→ INSTRUCTION
Pull each line containing "xlabel" out of the data and copy it.

──────── SUPPLIED DATA ────────

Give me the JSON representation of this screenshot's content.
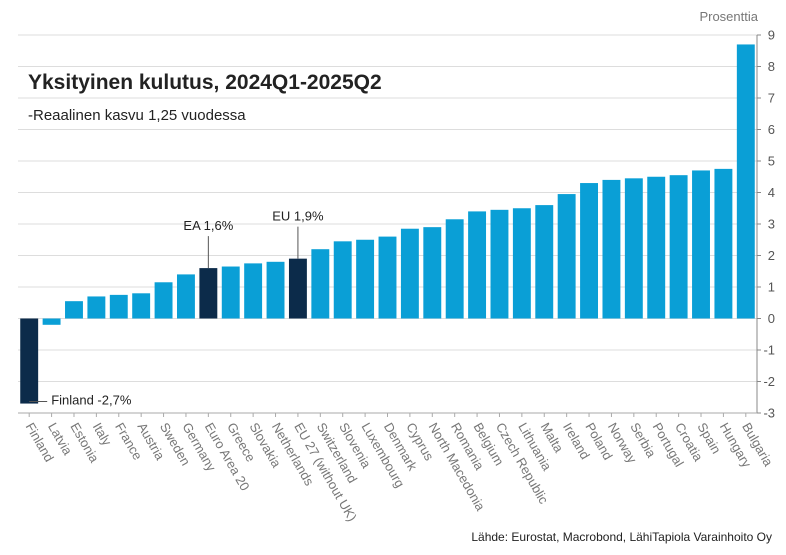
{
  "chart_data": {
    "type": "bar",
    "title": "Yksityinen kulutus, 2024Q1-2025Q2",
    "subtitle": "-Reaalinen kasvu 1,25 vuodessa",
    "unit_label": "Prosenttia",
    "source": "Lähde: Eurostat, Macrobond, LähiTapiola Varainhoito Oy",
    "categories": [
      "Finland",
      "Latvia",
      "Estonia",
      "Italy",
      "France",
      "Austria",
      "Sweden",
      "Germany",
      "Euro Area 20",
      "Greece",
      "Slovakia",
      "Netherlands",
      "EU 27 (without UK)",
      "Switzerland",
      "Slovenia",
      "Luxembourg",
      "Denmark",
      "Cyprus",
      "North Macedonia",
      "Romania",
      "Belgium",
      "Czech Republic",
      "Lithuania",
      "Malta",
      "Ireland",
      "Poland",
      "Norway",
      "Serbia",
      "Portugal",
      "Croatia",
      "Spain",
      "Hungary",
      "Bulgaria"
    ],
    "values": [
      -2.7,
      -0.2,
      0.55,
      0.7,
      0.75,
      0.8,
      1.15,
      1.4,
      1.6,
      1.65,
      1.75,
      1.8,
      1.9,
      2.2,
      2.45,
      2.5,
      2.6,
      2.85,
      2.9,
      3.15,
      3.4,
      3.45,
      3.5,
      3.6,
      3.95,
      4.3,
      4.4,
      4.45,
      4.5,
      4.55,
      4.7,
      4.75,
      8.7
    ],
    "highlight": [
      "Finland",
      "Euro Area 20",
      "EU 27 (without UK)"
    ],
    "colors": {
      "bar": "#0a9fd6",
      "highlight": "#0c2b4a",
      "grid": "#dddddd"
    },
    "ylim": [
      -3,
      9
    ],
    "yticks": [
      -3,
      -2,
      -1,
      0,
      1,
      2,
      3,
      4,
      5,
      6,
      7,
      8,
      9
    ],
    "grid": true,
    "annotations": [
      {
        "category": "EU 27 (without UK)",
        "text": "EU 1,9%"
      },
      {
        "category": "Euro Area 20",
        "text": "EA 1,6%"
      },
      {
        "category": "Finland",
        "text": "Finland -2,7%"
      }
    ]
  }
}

────────
──────── SUPPLIED DATA ────────

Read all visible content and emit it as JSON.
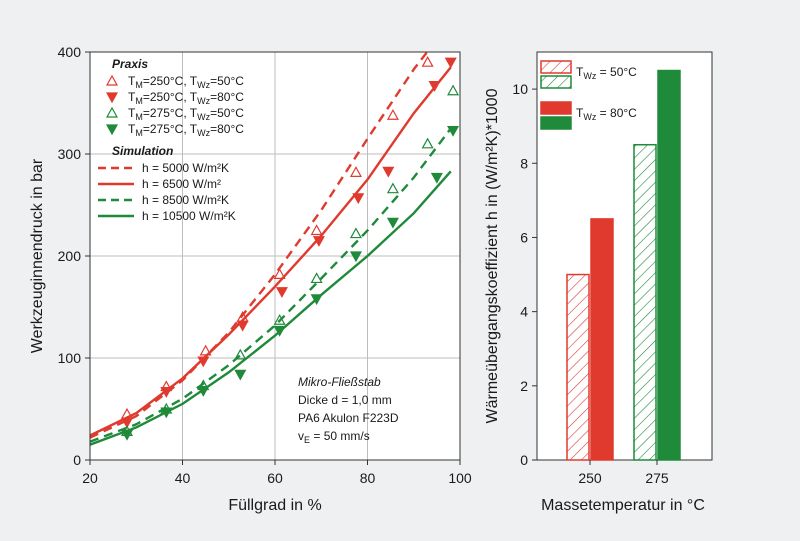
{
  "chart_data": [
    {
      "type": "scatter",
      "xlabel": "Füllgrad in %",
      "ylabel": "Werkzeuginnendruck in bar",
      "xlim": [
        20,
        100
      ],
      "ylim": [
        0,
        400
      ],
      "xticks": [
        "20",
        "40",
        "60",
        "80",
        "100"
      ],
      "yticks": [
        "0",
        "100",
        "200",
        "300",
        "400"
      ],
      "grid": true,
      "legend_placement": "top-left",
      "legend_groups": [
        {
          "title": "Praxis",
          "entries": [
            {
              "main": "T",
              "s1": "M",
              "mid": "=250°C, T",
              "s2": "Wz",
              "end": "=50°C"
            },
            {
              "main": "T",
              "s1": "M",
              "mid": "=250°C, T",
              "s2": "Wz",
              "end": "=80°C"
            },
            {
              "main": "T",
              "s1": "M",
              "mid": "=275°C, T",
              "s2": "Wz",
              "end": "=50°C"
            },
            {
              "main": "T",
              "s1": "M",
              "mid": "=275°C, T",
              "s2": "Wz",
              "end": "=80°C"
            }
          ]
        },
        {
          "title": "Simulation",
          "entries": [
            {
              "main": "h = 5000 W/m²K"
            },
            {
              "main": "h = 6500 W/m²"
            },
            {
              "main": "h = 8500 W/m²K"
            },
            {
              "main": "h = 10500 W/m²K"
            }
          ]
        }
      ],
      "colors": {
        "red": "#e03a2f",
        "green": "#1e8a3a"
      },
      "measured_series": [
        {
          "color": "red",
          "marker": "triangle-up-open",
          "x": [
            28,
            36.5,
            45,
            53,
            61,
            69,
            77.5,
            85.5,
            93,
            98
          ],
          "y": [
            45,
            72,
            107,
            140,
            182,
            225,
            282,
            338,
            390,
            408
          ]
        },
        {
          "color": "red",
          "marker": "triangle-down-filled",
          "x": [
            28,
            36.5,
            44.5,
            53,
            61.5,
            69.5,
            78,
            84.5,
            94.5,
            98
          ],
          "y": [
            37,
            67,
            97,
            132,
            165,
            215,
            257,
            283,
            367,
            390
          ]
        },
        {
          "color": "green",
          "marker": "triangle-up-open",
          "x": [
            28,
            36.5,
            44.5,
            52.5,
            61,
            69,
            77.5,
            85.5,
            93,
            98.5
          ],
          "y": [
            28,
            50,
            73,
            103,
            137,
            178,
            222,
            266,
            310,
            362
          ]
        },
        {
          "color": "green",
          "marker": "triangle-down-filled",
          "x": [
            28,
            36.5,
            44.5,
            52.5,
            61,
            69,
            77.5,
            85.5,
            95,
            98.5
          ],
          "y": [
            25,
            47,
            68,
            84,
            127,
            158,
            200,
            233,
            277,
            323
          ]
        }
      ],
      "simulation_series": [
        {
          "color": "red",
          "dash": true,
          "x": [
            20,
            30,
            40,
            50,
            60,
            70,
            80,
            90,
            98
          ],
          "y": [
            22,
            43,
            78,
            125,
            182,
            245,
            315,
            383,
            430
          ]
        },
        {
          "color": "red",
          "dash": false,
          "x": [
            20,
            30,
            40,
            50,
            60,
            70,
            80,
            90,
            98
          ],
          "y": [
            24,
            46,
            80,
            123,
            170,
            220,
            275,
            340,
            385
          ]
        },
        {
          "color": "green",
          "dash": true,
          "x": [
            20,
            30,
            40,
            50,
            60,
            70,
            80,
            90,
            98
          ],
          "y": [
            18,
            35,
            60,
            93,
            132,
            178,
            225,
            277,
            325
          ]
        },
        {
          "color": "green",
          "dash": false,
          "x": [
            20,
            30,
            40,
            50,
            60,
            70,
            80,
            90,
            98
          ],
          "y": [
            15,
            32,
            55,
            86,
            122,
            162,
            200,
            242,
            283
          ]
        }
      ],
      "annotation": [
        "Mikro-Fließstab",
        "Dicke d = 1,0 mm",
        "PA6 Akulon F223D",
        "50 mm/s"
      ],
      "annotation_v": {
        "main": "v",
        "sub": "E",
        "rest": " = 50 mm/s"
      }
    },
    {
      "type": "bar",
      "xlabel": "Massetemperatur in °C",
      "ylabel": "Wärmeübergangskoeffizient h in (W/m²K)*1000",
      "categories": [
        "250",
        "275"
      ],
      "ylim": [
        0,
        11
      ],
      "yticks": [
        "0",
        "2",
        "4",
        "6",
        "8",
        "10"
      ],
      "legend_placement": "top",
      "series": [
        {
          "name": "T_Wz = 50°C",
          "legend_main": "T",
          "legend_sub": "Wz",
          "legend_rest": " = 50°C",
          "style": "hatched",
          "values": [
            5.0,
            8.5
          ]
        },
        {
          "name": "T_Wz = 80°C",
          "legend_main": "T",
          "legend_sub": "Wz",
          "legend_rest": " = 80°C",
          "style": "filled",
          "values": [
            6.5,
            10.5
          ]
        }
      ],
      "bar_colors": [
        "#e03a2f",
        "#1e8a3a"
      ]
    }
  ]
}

────────
──────── SUPPLIED DATA ────────

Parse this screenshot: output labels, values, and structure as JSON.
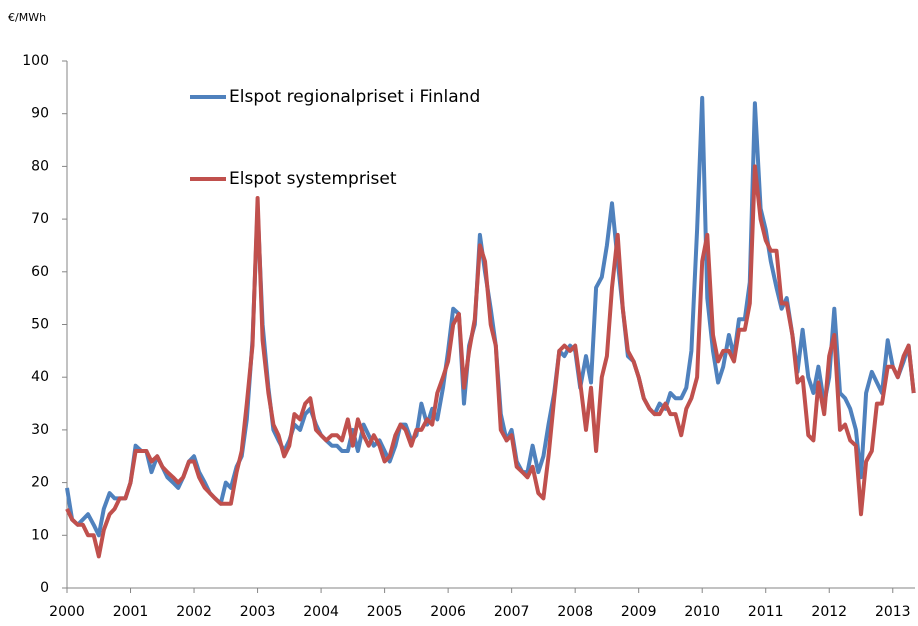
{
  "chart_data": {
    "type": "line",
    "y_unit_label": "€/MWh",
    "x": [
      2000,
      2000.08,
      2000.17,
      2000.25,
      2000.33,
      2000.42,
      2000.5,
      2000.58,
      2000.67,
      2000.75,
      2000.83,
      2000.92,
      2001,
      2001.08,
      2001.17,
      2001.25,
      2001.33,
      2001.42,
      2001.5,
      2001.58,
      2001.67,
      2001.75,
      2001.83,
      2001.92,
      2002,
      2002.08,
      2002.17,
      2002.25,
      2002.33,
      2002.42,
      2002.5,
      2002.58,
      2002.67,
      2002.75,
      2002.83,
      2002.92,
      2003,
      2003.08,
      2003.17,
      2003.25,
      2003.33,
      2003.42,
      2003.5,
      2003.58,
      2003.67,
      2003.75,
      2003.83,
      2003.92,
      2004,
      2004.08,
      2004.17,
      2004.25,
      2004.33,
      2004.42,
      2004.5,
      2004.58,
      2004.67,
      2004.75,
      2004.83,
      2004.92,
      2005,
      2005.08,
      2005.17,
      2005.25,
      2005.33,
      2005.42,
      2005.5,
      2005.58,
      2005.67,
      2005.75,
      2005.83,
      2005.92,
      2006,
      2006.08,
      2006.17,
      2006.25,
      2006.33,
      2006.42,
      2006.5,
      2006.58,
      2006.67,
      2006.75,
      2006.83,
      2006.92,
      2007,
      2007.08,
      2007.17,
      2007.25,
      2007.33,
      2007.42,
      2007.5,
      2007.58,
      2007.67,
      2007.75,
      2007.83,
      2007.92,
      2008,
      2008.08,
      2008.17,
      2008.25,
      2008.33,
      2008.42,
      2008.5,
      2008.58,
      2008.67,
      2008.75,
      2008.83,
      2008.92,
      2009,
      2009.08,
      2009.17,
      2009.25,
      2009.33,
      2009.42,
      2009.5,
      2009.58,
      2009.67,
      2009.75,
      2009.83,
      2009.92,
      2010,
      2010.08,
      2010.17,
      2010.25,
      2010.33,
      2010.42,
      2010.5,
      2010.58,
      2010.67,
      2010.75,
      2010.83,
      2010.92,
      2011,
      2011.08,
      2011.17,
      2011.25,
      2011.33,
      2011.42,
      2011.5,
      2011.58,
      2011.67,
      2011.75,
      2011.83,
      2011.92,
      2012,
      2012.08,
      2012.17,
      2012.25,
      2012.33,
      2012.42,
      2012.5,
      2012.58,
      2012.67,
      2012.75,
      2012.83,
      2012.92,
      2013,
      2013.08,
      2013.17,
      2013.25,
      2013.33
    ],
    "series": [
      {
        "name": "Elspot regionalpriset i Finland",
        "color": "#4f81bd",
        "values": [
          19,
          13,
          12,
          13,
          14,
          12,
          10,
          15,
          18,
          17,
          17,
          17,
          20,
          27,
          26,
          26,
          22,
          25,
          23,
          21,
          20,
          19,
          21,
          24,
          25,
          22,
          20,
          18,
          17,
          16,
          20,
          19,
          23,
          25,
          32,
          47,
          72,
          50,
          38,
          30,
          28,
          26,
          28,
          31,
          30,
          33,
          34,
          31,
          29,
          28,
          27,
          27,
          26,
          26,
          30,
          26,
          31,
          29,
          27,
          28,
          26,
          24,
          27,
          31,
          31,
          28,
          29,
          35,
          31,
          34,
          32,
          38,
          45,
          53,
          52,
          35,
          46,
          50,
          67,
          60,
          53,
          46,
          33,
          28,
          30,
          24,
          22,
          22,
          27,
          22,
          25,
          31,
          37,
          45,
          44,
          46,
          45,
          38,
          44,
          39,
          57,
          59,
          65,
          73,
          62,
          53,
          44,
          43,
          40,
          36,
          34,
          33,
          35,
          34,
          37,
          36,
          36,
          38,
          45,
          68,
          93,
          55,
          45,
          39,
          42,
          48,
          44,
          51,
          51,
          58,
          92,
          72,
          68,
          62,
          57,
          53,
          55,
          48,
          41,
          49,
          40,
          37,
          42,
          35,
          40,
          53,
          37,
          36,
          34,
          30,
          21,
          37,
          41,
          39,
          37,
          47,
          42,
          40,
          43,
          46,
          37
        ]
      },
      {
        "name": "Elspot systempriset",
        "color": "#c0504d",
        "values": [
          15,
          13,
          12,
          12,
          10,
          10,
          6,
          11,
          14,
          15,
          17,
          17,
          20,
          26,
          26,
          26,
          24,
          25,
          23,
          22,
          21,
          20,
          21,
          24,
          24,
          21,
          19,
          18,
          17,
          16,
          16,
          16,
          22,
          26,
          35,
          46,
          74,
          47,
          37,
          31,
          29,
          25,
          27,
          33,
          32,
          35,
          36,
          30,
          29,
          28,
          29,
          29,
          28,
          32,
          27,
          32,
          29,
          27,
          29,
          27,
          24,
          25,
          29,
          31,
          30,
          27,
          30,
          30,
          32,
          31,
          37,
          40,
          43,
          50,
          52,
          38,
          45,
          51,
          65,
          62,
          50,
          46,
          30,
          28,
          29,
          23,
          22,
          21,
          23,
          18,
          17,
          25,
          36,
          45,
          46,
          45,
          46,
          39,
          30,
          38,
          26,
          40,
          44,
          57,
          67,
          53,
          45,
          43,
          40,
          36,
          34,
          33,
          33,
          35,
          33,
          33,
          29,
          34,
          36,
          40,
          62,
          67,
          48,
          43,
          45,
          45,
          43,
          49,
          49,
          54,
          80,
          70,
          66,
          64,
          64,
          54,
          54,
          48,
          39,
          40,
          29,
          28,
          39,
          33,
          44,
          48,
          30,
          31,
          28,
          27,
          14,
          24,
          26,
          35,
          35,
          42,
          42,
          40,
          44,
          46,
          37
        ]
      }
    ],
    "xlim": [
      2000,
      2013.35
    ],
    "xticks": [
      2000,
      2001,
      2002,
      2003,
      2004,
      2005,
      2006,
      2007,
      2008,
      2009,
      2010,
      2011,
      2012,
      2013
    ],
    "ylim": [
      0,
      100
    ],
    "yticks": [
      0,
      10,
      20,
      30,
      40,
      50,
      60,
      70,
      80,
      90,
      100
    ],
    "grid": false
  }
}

────────

→ RESULT
      "xlabel": "Füllgrad in %",
      "xlabel": "Massetemperatur in °C",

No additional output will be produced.